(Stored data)
— BEGIN —

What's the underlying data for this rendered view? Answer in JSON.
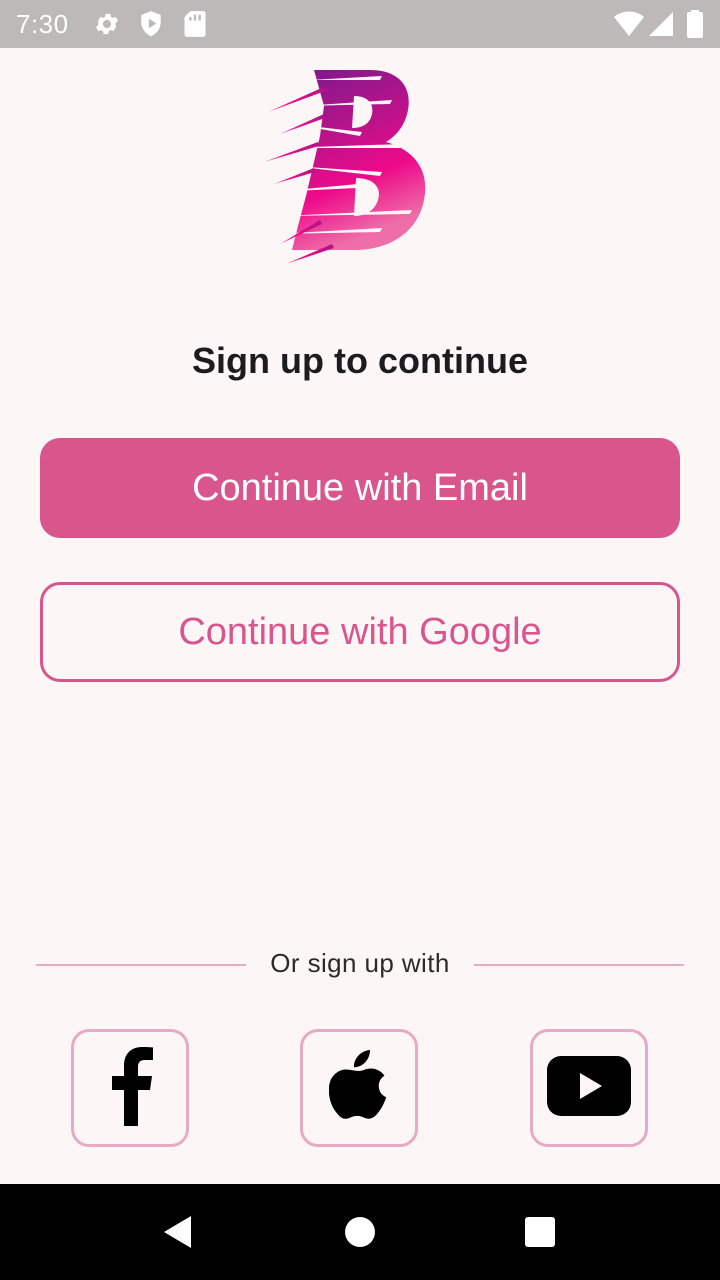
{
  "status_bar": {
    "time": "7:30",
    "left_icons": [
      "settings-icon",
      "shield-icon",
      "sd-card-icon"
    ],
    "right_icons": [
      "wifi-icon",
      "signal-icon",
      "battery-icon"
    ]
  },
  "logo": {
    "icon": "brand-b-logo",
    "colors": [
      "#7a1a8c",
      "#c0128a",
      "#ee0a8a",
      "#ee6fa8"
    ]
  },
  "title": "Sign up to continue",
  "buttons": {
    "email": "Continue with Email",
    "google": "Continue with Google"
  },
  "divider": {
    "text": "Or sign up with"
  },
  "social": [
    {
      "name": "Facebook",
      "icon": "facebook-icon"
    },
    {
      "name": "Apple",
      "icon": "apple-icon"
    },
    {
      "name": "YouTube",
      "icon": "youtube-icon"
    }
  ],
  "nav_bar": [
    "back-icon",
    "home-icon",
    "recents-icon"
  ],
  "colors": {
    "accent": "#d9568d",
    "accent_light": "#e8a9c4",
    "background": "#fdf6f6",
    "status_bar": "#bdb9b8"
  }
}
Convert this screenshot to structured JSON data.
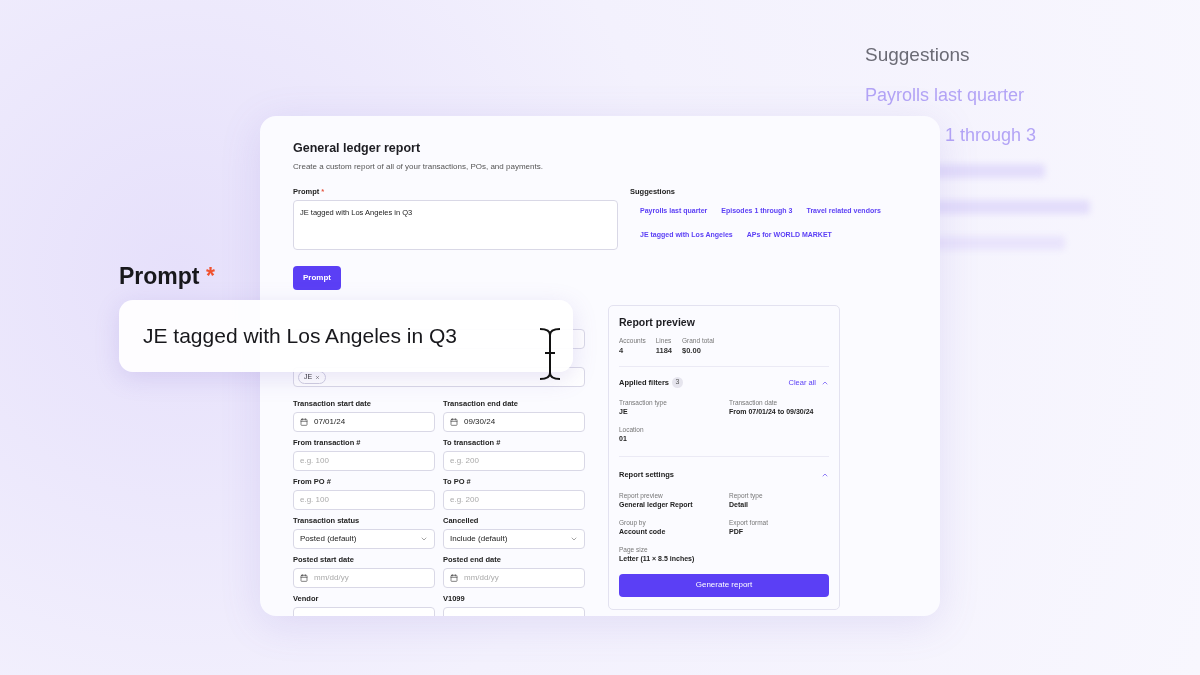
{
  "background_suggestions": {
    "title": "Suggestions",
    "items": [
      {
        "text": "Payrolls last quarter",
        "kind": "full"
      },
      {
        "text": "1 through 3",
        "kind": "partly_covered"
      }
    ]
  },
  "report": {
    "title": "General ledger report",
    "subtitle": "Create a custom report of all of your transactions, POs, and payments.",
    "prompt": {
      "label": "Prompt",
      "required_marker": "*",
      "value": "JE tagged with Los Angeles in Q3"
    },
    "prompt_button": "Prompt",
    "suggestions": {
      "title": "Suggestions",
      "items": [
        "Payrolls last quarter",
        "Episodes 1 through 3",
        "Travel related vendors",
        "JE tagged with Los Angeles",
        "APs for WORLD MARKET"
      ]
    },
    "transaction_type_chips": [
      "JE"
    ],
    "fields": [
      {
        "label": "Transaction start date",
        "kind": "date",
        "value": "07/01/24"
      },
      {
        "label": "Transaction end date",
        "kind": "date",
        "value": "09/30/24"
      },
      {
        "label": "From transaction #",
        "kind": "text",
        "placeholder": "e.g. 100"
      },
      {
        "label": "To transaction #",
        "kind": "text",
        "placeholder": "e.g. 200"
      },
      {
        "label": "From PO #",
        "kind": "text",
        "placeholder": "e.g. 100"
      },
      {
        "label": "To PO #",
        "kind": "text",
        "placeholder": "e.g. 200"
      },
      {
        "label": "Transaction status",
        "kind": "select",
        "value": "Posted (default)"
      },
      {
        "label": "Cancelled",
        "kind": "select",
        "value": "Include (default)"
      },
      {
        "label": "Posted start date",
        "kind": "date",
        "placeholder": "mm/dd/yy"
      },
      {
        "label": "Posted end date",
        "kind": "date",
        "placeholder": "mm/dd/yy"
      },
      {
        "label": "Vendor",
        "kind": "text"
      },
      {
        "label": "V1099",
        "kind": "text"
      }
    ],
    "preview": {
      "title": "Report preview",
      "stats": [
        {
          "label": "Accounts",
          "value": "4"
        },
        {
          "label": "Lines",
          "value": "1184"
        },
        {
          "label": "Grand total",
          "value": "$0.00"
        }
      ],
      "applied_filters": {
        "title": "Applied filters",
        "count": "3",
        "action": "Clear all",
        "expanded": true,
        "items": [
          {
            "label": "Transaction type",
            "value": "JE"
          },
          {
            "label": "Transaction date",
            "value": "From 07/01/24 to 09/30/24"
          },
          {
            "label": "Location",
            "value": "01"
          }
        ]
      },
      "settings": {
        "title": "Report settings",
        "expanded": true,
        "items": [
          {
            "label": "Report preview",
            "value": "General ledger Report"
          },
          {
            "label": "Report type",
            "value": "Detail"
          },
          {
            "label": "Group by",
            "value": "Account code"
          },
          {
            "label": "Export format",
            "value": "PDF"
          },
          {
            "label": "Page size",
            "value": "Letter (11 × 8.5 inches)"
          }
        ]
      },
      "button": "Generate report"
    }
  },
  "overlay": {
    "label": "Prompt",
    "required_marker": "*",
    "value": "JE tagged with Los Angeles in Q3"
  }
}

— END —

In the listing above, find the lines holding the word "through" and copy them.

## Task output
        "text": "1 through 3",
        "Episodes 1 through 3",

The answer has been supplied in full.